Set of tasks
(a) In the page on neural radiance fields, what does the fully connected network m output?
(b) Write the next part of the page on neural radiance fields, starting where it stops.

# NeRF: representing scenes as neural radiance fields for view synthesis

NeRF is a method that generates synthesizing novel views of complex scenes by optimizing a sparse set of input views. It is carried out by a fully connected deep network denoted as m, whose input is a single continuous 5D coordinate (location ($x,y,z$) and viewing direction ($\theta, \phi)$) and whose output is the volume density ($\sigma$) and view-dependent emitted radiance ($RGB$) at that spatial location. 
$$
[\sigma,R,G,B]=m([x, y, z, \theta, \phi];\Phi)
$$

![nerf](./figures/illustration_nerf.png)

This neural radiance field represents a scene as the volumne density and directional emitted radiance at any point in space. Given the location and direction of the virtual camera, rendering a 2D image from this model requires estimating the integral $C(r)$ for a camear ray traced through each pixel. This integral consists of volume density $\sigma$, transmittance $T(t)$ and particle on camera ray. 
$$
    C(r)=\int_{t_n}^{t_f}T(t)\sigma(r(t))c(r(t),d)dt,\quad where \quad T(t)=exp(-\int_{t_n}^{t_f}\sigma(r(s))ds)

Data lines
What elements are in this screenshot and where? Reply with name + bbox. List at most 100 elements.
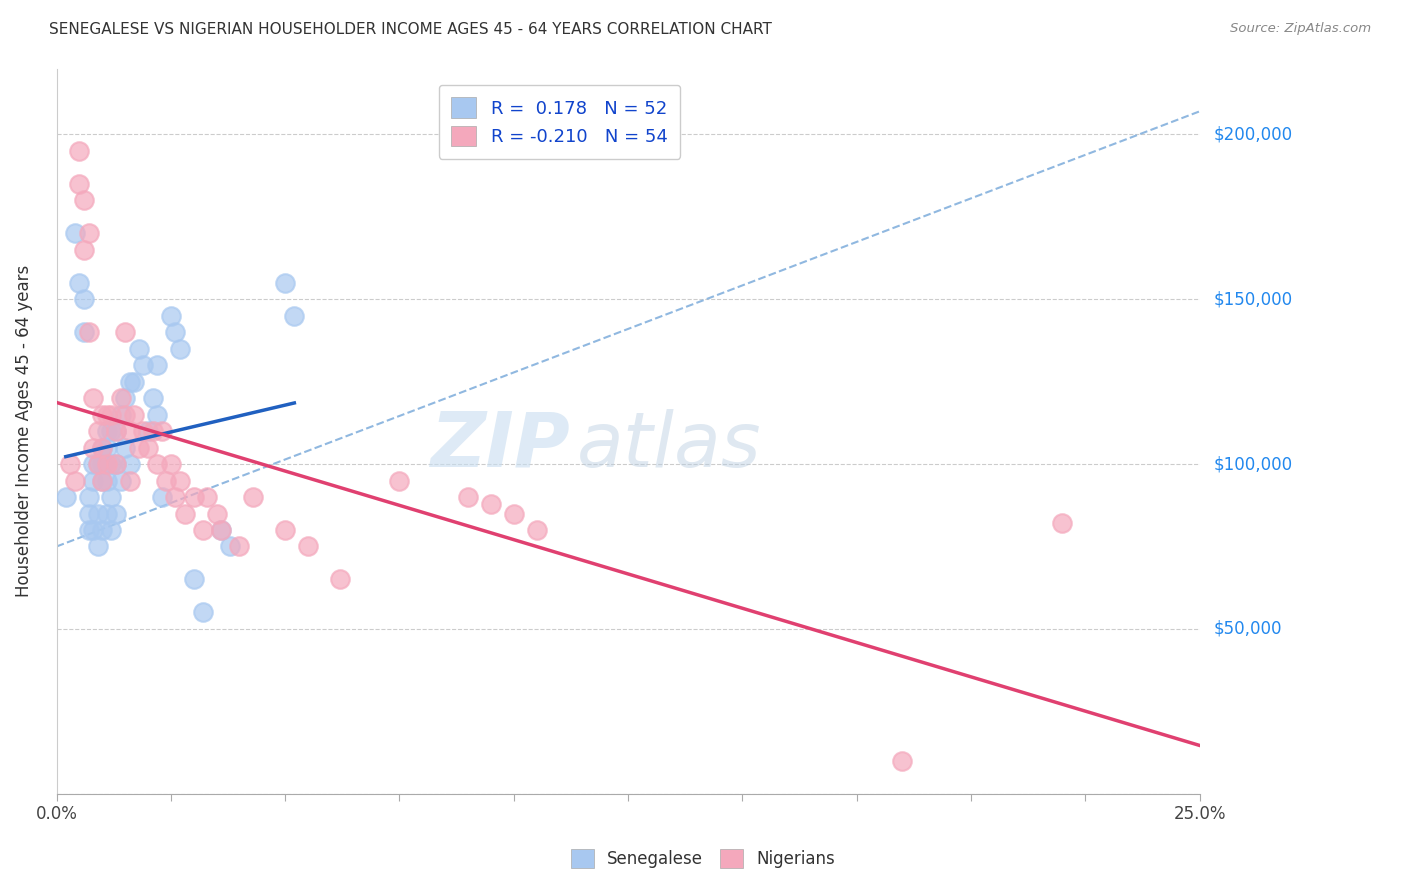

Responses to the tasks
(a) The volume density (σ) and the view-dependent emitted radiance (RGB) at that spatial location.

(b)
$$
In this exercise you will try to learn a 3D object of yourself. Because this is one of the more difficult exercises a maximum amount of code is already given. However, you still need to add some code and do training and evalluation.

## Tasks
1. Have your partner take several photos of you. Try to cover wide range of angle and don't move!. Run the preprocessing code so you generate the grouth truth (camera parameters) of your photos
2. Train and optimize your . This step is not trivial and you should start with very small image resolutions to get a feeling for hyperparameters
3. Visualize generated images. 
4. Use YOLO to detect the region of you on the image. And then modify the batch sampling by the pixels locate in the bounding box. Experience the difference in accuracy and speed. 
 
**Important**: At the end you should write a report of adequate size, which will probably mean at least half a page. In the report you should describe how you approached the task. You should describe:
- Encountered difficulties (due to the method, e.g. "not enough training samples to converge", not technical like "I could not install a package over pip")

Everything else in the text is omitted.